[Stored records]
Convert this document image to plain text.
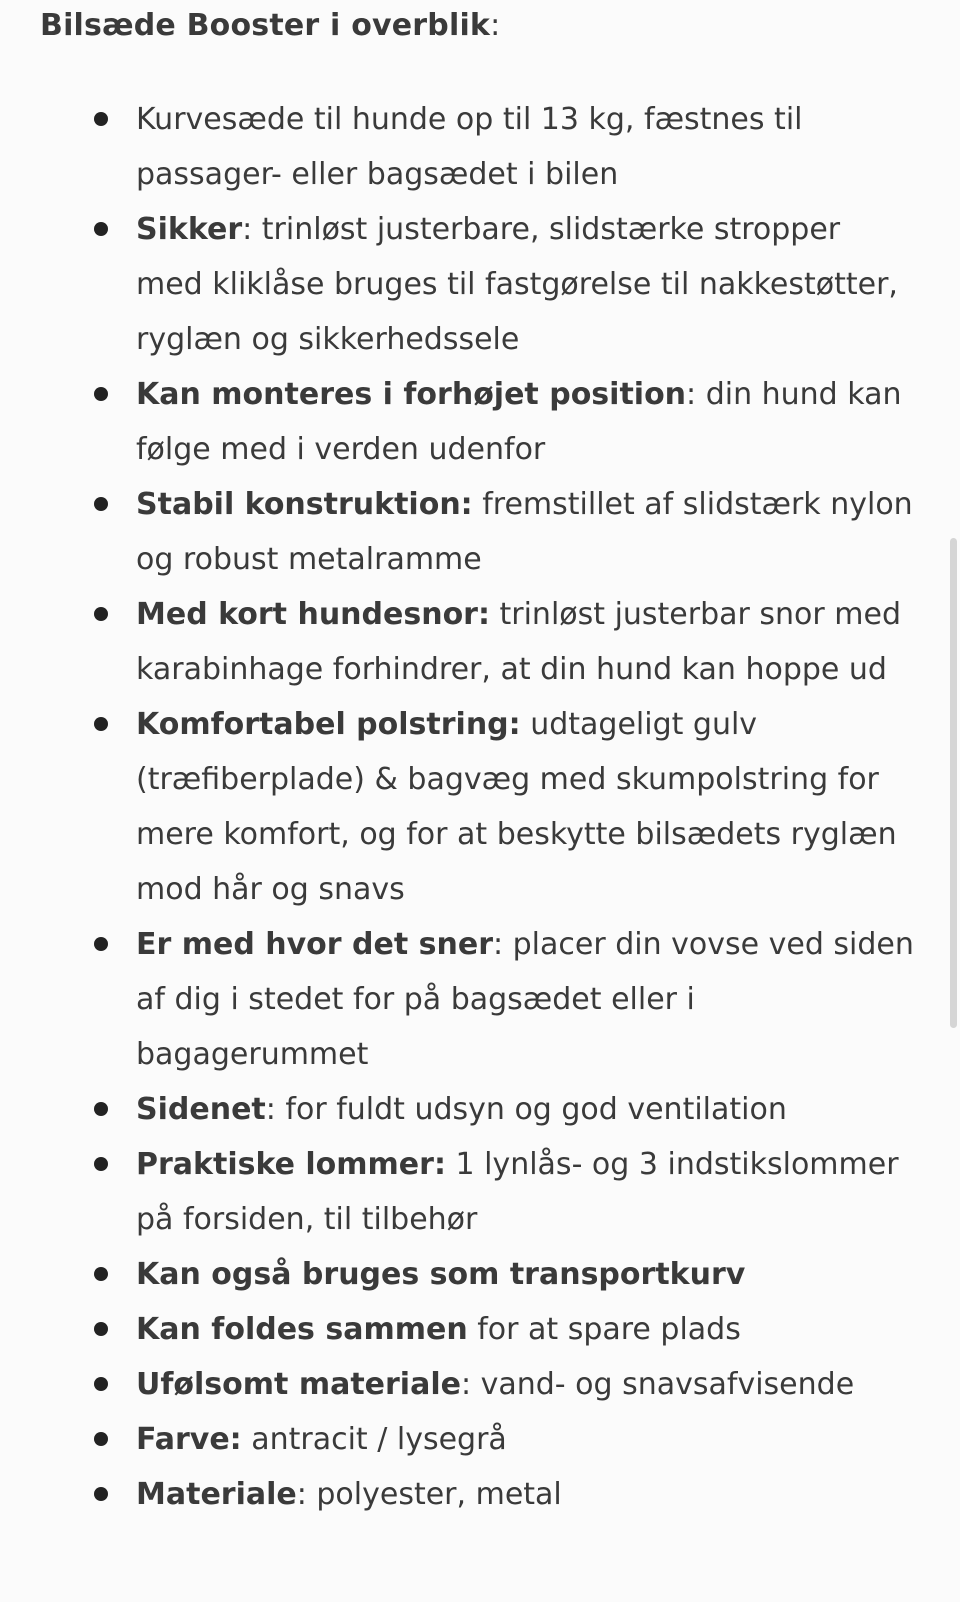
Bilsæde Booster i overblik:
Kurvesæde til hunde op til 13 kg, fæstnes til passager- eller bagsædet i bilen
Sikker: trinløst justerbare, slidstærke stropper med kliklåse bruges til fastgørelse til nakkestøtter, ryglæn og sikkerhedssele
Kan monteres i forhøjet position: din hund kan følge med i verden udenfor
Stabil konstruktion: fremstillet af slidstærk nylon og robust metalramme
Med kort hundesnor: trinløst justerbar snor med karabinhage forhindrer, at din hund kan hoppe ud
Komfortabel polstring: udtageligt gulv (træfiberplade) & bagvæg med skumpolstring for mere komfort, og for at beskytte bilsædets ryglæn mod hår og snavs
Er med hvor det sner: placer din vovse ved siden af dig i stedet for på bagsædet eller i bagagerummet
Sidenet: for fuldt udsyn og god ventilation
Praktiske lommer: 1 lynlås- og 3 indstikslommer på forsiden, til tilbehør
Kan også bruges som transportkurv
Kan foldes sammen for at spare plads
Ufølsomt materiale: vand- og snavsafvisende
Farve: antracit / lysegrå
Materiale: polyester, metal
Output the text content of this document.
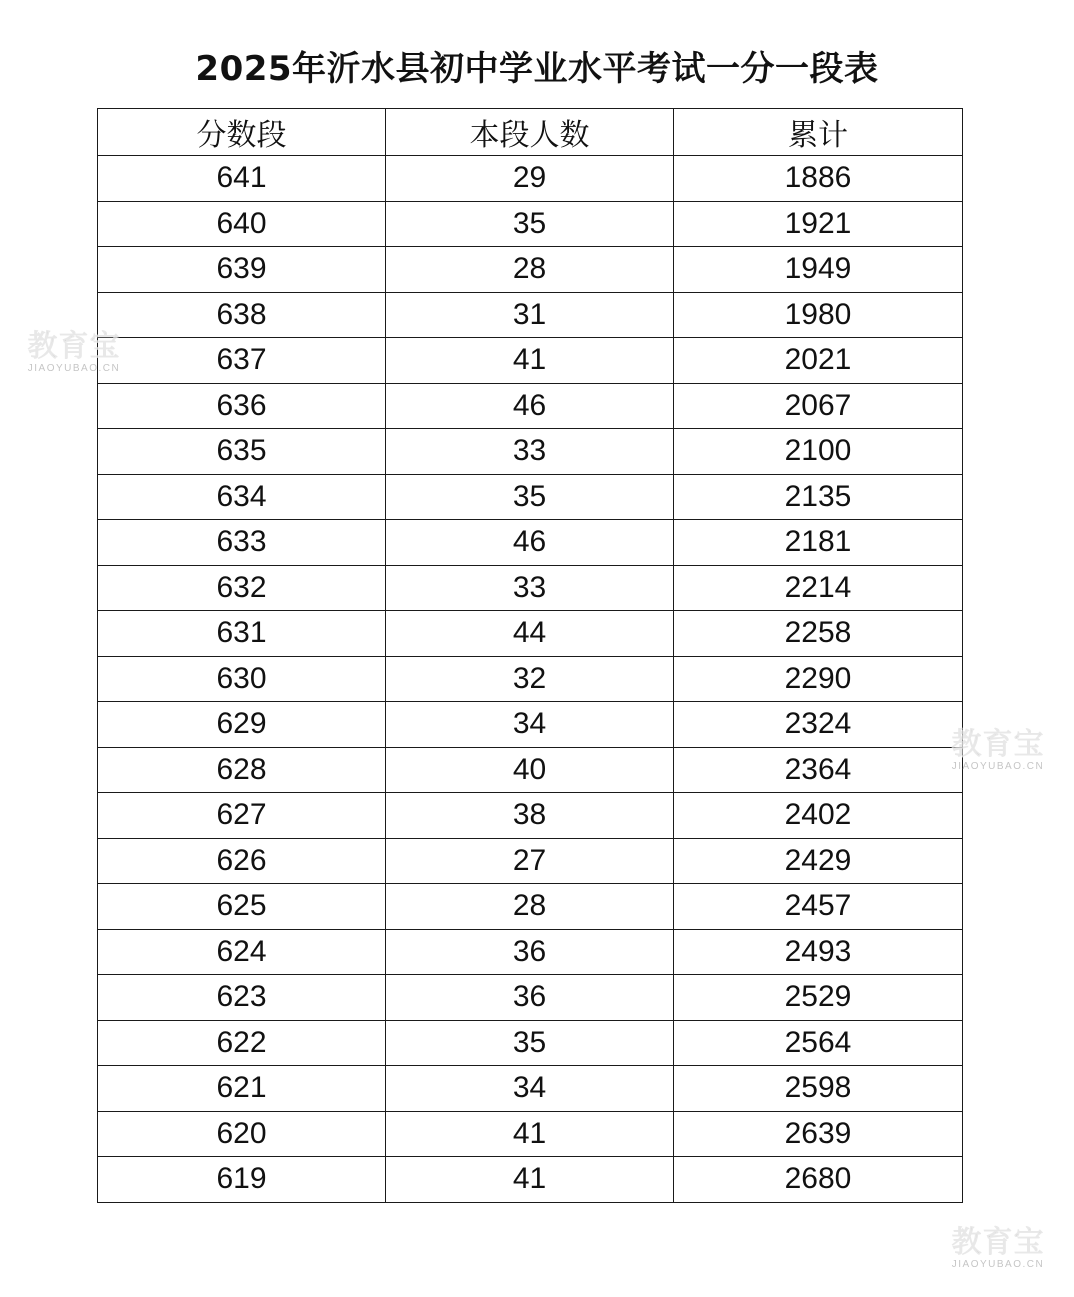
2025年沂水县初中学业水平考试一分一段表
分数段	本段人数	累计
641	29	1886
640	35	1921
639	28	1949
638	31	1980
637	41	2021
636	46	2067
635	33	2100
634	35	2135
633	46	2181
632	33	2214
631	44	2258
630	32	2290
629	34	2324
628	40	2364
627	38	2402
626	27	2429
625	28	2457
624	36	2493
623	36	2529
622	35	2564
621	34	2598
620	41	2639
619	41	2680
教育宝
JIAOYUBAO.CN
教育宝
JIAOYUBAO.CN
教育宝
JIAOYUBAO.CN
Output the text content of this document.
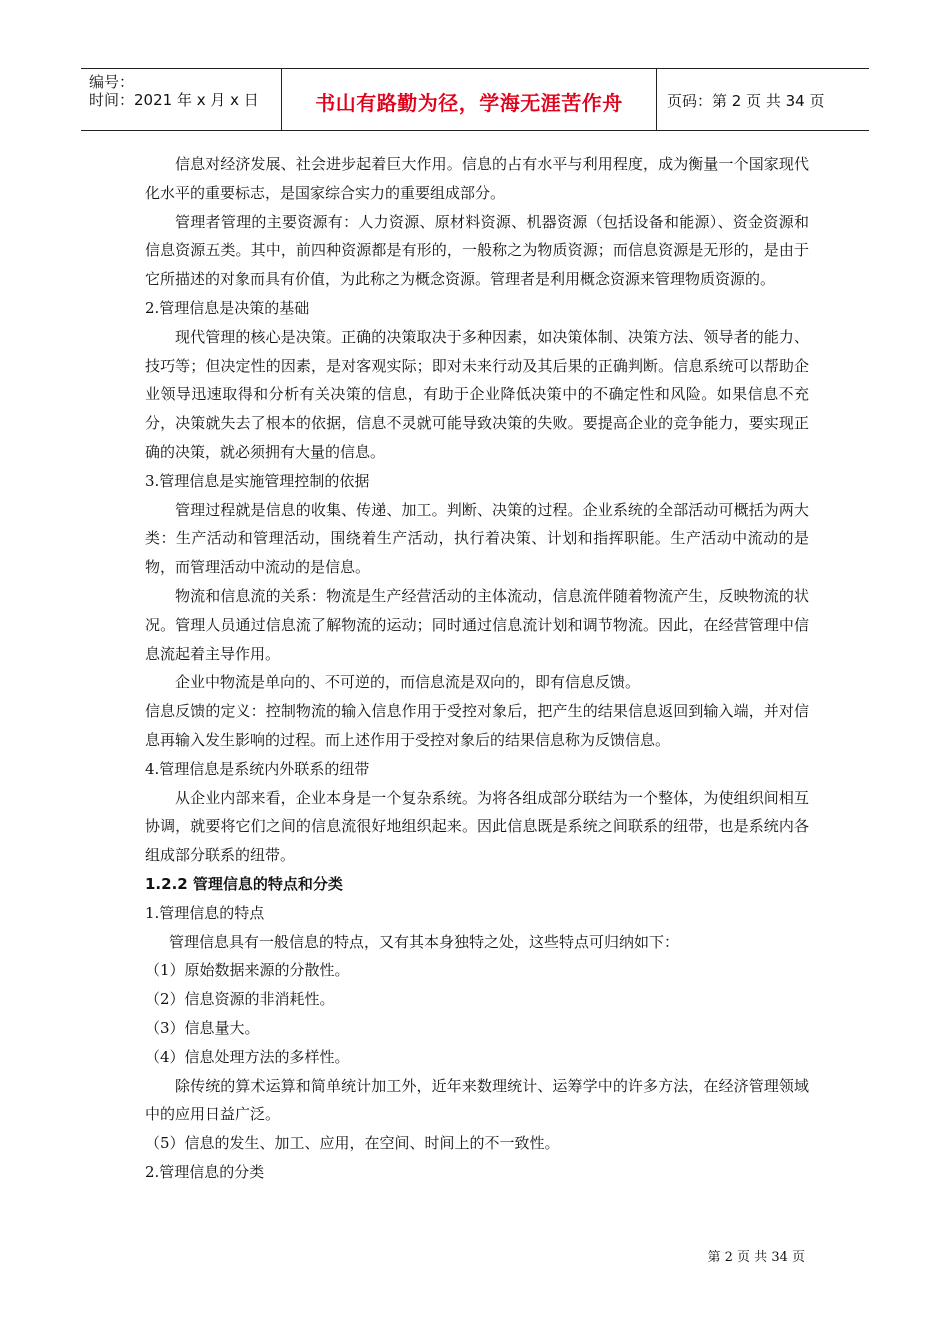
编号：
时间：2021 年 x 月 x 日	书山有路勤为径，学海无涯苦作舟	页码：第 2 页 共 34 页

信息对经济发展、社会进步起着巨大作用。信息的占有水平与利用程度，成为衡量一个国家现代化水平的重要标志，是国家综合实力的重要组成部分。

管理者管理的主要资源有：人力资源、原材料资源、机器资源（包括设备和能源）、资金资源和信息资源五类。其中，前四种资源都是有形的，一般称之为物质资源；而信息资源是无形的，是由于它所描述的对象而具有价值，为此称之为概念资源。管理者是利用概念资源来管理物质资源的。

2.管理信息是决策的基础

现代管理的核心是决策。正确的决策取决于多种因素，如决策体制、决策方法、领导者的能力、技巧等；但决定性的因素，是对客观实际；即对未来行动及其后果的正确判断。信息系统可以帮助企业领导迅速取得和分析有关决策的信息，有助于企业降低决策中的不确定性和风险。如果信息不充分，决策就失去了根本的依据，信息不灵就可能导致决策的失败。要提高企业的竞争能力，要实现正确的决策，就必须拥有大量的信息。

3.管理信息是实施管理控制的依据

管理过程就是信息的收集、传递、加工。判断、决策的过程。企业系统的全部活动可概括为两大类：生产活动和管理活动，围绕着生产活动，执行着决策、计划和指挥职能。生产活动中流动的是物，而管理活动中流动的是信息。

物流和信息流的关系：物流是生产经营活动的主体流动，信息流伴随着物流产生，反映物流的状况。管理人员通过信息流了解物流的运动；同时通过信息流计划和调节物流。因此，在经营管理中信息流起着主导作用。

企业中物流是单向的、不可逆的，而信息流是双向的，即有信息反馈。

信息反馈的定义：控制物流的输入信息作用于受控对象后，把产生的结果信息返回到输入端，并对信息再输入发生影响的过程。而上述作用于受控对象后的结果信息称为反馈信息。

4.管理信息是系统内外联系的纽带

从企业内部来看，企业本身是一个复杂系统。为将各组成部分联结为一个整体，为使组织间相互协调，就要将它们之间的信息流很好地组织起来。因此信息既是系统之间联系的纽带，也是系统内各组成部分联系的纽带。

1.2.2 管理信息的特点和分类

1.管理信息的特点

管理信息具有一般信息的特点，又有其本身独特之处，这些特点可归纳如下：

（1）原始数据来源的分散性。

（2）信息资源的非消耗性。

（3）信息量大。

（4）信息处理方法的多样性。

除传统的算术运算和简单统计加工外，近年来数理统计、运筹学中的许多方法，在经济管理领域中的应用日益广泛。

（5）信息的发生、加工、应用，在空间、时间上的不一致性。

2.管理信息的分类

第 2 页 共 34 页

__Work required__. Select every line of the material above holding the word "eller" and copy it.

__Expected output__.
Kurvesæde til hunde op til 13 kg, fæstnes til passager- eller bagsædet i bilen
Er med hvor det sner: placer din vovse ved siden af dig i stedet for på bagsædet eller i bagagerummet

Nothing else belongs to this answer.